## [SOURCE DOCUMENT]
··········
First-Place Winners:

Sofia Aldinio

Nicolò Filippo Rosso

 

Honorable Mention Winners:

Kirsten Rebekah Bethmann

Misha Maslennikov

Ashkan Shabani

Richard Sharum

David Verberckt

About The Artists

Sofia Aldinio is an Argentine American documentary photographer and storyteller based between Joshua Tree, California and Baja California, Mexico. Her career as a documentary photographer started in 2014, and her work is guided by themes such as immigration, climate change, and preserving natural and cultural heritage. Being both an immigrant and a Latino woman has deeply influenced her way of seeing and thinking. Over the past five years her work has focused on amplifying the stories of immigrants and refugees arriving in the Northeast of the United States. Her current project Awake in the Desert Land explores how climate change is threatening traditions and ways of life in small communities living in Baja California, Mexico, that depend directly on natural resources to survive.

Nicolò Filippo Rosso is an Italian documentary photographer based in Colombia. Photographing in Latin America is often about witnessing stories of trauma, inequality, and injustices that have shattered the region for generations. Rosso tells stories of abandoned communities, mass migration crises, conflict, and climate change. Since 2018, after numerous editorial assignments documenting Venezuelan migration in Colombia, Rosso decided to work on that historical phenomenon personally. He started spending weeks and months in some of the border areas—walking along the migration routes with those who have no money to reach a major city or the next border by bus. In 2021, expanding an already-existing body of work, he traveled to Central America and Mexico to document the crossing of refugees and migrants into the United States. In addition to his personal and editorial work for magazines, newspapers, and NGOs, he often lectures about photography and journalism at universities in Colombia, Europe, and the United States.

About The Organization

Social Documentary Network (SDN) is a global community of documentary photographers, editors, curators, NGOs, students, journalists, and others who believe in the power of visual storytelling to build understanding and appreciation for the complexities, nuances, wonders, and contradictions that abound in the world today. Since our founding in 2008, the SDN website has featured more than 3,000 exhibits by nearly 2,000 photographers from all corners of the globe. Today, we have grown beyond the boundaries of a computer screen and produce gallery exhibitions, educational programs, calls for entries and our print magazine, ZEKE: The Magazine of Global Documentary. Recent exhibits on SDN have explored migration, the rising seas of Antarctica, Iran, asylum in America, teen mothers, and nomads of Kyrgyzstan.
··········
## [WRITTEN REQUEST 1]
Answer these questions using the text about the award winners:
(a) In which country is Nicolò Filippo Rosso based?
(b) In what year did Sofia Aldinio's career as a documentary photographer start?
(c) In what year was Social Documentary Network founded?
## [WRITTEN REQUEST 2]
Write out, without changes, the rows from the first one through the row containing "bar — [264, 200, 284, 252]", including both.
The text about the award winners and the rows are unrelated to each other.

## [SUPPLIED ENTRIES]
··········
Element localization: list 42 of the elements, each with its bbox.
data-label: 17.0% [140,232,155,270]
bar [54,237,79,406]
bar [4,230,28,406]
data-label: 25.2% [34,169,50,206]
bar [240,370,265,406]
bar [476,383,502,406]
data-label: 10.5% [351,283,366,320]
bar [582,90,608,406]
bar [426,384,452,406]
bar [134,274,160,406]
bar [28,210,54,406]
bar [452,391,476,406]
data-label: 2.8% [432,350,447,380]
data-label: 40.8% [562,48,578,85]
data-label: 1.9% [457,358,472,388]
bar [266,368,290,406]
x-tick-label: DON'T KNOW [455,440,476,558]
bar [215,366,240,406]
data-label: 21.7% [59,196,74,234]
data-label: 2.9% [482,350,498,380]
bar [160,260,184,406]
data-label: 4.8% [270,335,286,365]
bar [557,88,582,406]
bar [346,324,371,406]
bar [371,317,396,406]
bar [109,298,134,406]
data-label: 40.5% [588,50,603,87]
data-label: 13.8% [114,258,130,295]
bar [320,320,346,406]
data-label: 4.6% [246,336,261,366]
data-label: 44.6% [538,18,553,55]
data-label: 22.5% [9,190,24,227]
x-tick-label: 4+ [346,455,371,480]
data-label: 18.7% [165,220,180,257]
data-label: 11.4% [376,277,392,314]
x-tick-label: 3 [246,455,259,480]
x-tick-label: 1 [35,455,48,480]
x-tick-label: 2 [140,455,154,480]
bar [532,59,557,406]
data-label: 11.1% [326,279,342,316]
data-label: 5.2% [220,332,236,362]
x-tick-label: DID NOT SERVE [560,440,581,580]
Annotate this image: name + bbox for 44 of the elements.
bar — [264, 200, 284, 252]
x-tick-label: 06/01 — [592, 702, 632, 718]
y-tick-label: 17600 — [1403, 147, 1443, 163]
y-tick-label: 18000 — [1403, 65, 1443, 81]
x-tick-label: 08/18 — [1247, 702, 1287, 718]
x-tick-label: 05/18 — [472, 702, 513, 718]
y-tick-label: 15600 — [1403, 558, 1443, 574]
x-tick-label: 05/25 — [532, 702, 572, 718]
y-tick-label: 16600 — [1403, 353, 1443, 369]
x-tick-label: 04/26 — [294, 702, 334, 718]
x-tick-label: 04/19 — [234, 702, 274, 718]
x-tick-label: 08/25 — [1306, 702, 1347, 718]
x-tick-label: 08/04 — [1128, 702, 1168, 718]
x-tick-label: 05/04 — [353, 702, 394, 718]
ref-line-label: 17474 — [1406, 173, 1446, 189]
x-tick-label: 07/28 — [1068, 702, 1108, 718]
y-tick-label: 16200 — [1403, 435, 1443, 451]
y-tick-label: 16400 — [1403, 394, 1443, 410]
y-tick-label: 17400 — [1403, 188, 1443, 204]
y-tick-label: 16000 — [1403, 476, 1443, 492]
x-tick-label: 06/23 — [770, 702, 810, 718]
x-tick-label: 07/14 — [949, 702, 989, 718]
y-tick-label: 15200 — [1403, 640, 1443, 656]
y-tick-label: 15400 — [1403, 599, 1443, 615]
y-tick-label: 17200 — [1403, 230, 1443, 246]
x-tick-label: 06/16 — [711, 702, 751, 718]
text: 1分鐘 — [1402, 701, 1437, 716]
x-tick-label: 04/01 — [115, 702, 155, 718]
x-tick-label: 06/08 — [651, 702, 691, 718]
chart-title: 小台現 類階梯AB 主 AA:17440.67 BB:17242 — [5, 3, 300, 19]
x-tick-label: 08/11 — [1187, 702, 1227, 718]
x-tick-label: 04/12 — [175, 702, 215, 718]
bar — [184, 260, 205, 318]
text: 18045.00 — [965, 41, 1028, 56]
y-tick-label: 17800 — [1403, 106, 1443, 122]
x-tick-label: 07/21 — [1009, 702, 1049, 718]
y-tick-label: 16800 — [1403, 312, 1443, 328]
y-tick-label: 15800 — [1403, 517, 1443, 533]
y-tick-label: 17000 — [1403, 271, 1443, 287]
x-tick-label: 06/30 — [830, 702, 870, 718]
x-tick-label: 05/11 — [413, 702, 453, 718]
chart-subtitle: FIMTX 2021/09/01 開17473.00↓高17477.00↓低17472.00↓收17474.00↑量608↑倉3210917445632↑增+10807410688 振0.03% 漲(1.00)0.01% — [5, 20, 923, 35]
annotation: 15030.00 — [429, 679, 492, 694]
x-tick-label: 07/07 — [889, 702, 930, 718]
··········
## [WRITTEN REPLY 1]
(a) Colombia
(b) 2014
(c) 2008

## [WRITTEN REPLY 2]
Element localization: list 42 of the elements, each with its bbox.
data-label: 17.0% [140,232,155,270]
bar [54,237,79,406]
bar [4,230,28,406]
data-label: 25.2% [34,169,50,206]
bar [240,370,265,406]
bar [476,383,502,406]
data-label: 10.5% [351,283,366,320]
bar [582,90,608,406]
bar [426,384,452,406]
bar [134,274,160,406]
bar [28,210,54,406]
bar [452,391,476,406]
data-label: 2.8% [432,350,447,380]
data-label: 40.8% [562,48,578,85]
data-label: 1.9% [457,358,472,388]
bar [266,368,290,406]
x-tick-label: DON'T KNOW [455,440,476,558]
bar [215,366,240,406]
data-label: 21.7% [59,196,74,234]
data-label: 2.9% [482,350,498,380]
bar [160,260,184,406]
data-label: 4.8% [270,335,286,365]
bar [557,88,582,406]
bar [346,324,371,406]
bar [371,317,396,406]
bar [109,298,134,406]
data-label: 40.5% [588,50,603,87]
data-label: 13.8% [114,258,130,295]
bar [320,320,346,406]
data-label: 4.6% [246,336,261,366]
data-label: 44.6% [538,18,553,55]
data-label: 22.5% [9,190,24,227]
x-tick-label: 4+ [346,455,371,480]
data-label: 18.7% [165,220,180,257]
data-label: 11.4% [376,277,392,314]
x-tick-label: 3 [246,455,259,480]
x-tick-label: 1 [35,455,48,480]
x-tick-label: 2 [140,455,154,480]
bar [532,59,557,406]
data-label: 11.1% [326,279,342,316]
data-label: 5.2% [220,332,236,362]
x-tick-label: DID NOT SERVE [560,440,581,580]
Annotate this image: name + bbox for 44 of the elements.
bar — [264, 200, 284, 252]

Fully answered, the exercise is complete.